Material for the task.
— start —
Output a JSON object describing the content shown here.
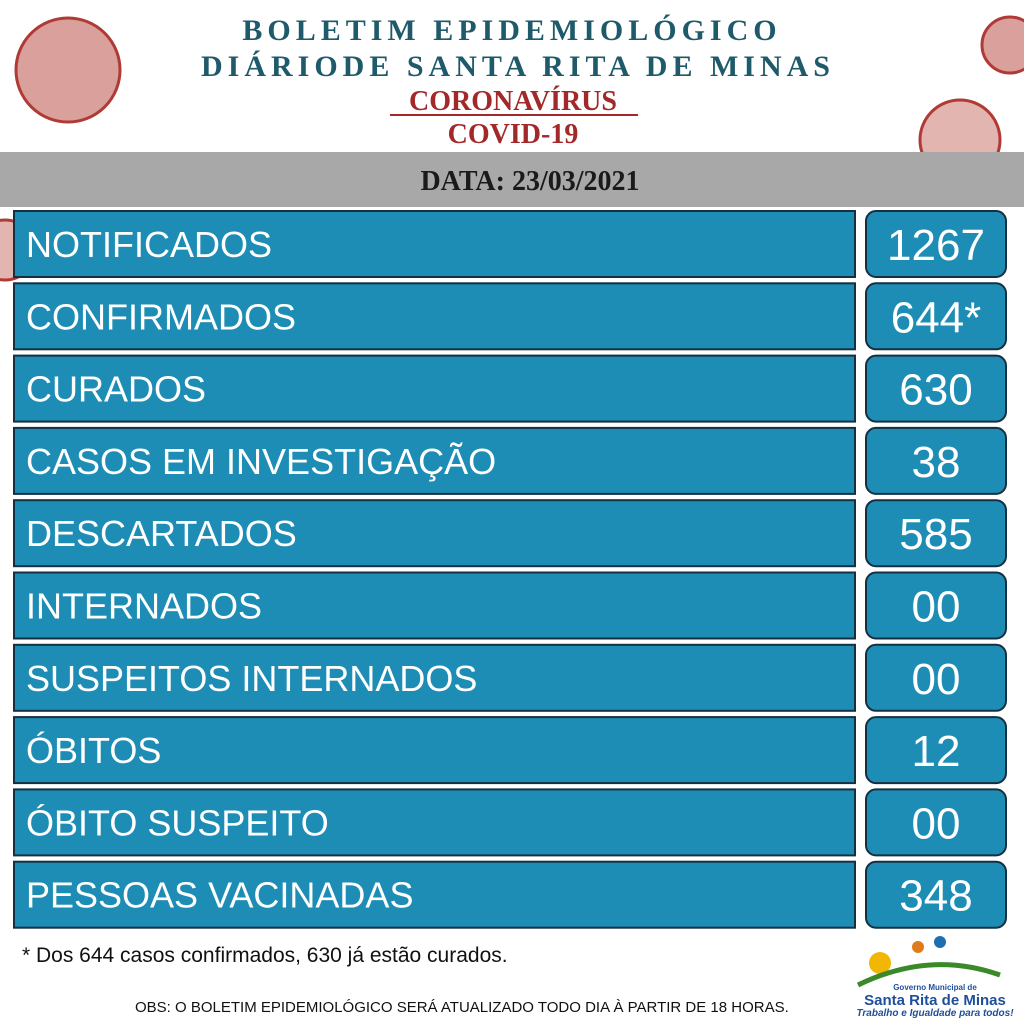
{
  "header": {
    "title_line1": "BOLETIM EPIDEMIOLÓGICO",
    "title_line2": "DIÁRIODE SANTA RITA DE MINAS",
    "subtitle1": "CORONAVÍRUS",
    "subtitle2": "COVID-19"
  },
  "date": "DATA: 23/03/2021",
  "rows": [
    {
      "label": "NOTIFICADOS",
      "value": "1267"
    },
    {
      "label": "CONFIRMADOS",
      "value": "644*"
    },
    {
      "label": "CURADOS",
      "value": "630"
    },
    {
      "label": "CASOS EM INVESTIGAÇÃO",
      "value": "38"
    },
    {
      "label": "DESCARTADOS",
      "value": "585"
    },
    {
      "label": "INTERNADOS",
      "value": "00"
    },
    {
      "label": "SUSPEITOS INTERNADOS",
      "value": "00"
    },
    {
      "label": "ÓBITOS",
      "value": "12"
    },
    {
      "label": "ÓBITO SUSPEITO",
      "value": "00"
    },
    {
      "label": "PESSOAS VACINADAS",
      "value": "348"
    }
  ],
  "footnote": "* Dos 644 casos confirmados, 630 já estão curados.",
  "obs": "OBS: O BOLETIM EPIDEMIOLÓGICO SERÁ ATUALIZADO TODO DIA À PARTIR DE 18 HORAS.",
  "logo": {
    "line1": "Governo Municipal de",
    "line2": "Santa Rita de Minas",
    "line3": "Trabalho e Igualdade para todos!"
  }
}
— end —
Description of the task.
Look through the data and gather every line with the string "label" in it.

Problem solution.
      "label": "NOTIFICADOS",
      "label": "CONFIRMADOS",
      "label": "CURADOS",
      "label": "CASOS EM INVESTIGAÇÃO",
      "label": "DESCARTADOS",
      "label": "INTERNADOS",
      "label": "SUSPEITOS INTERNADOS",
      "label": "ÓBITOS",
      "label": "ÓBITO SUSPEITO",
      "label": "PESSOAS VACINADAS",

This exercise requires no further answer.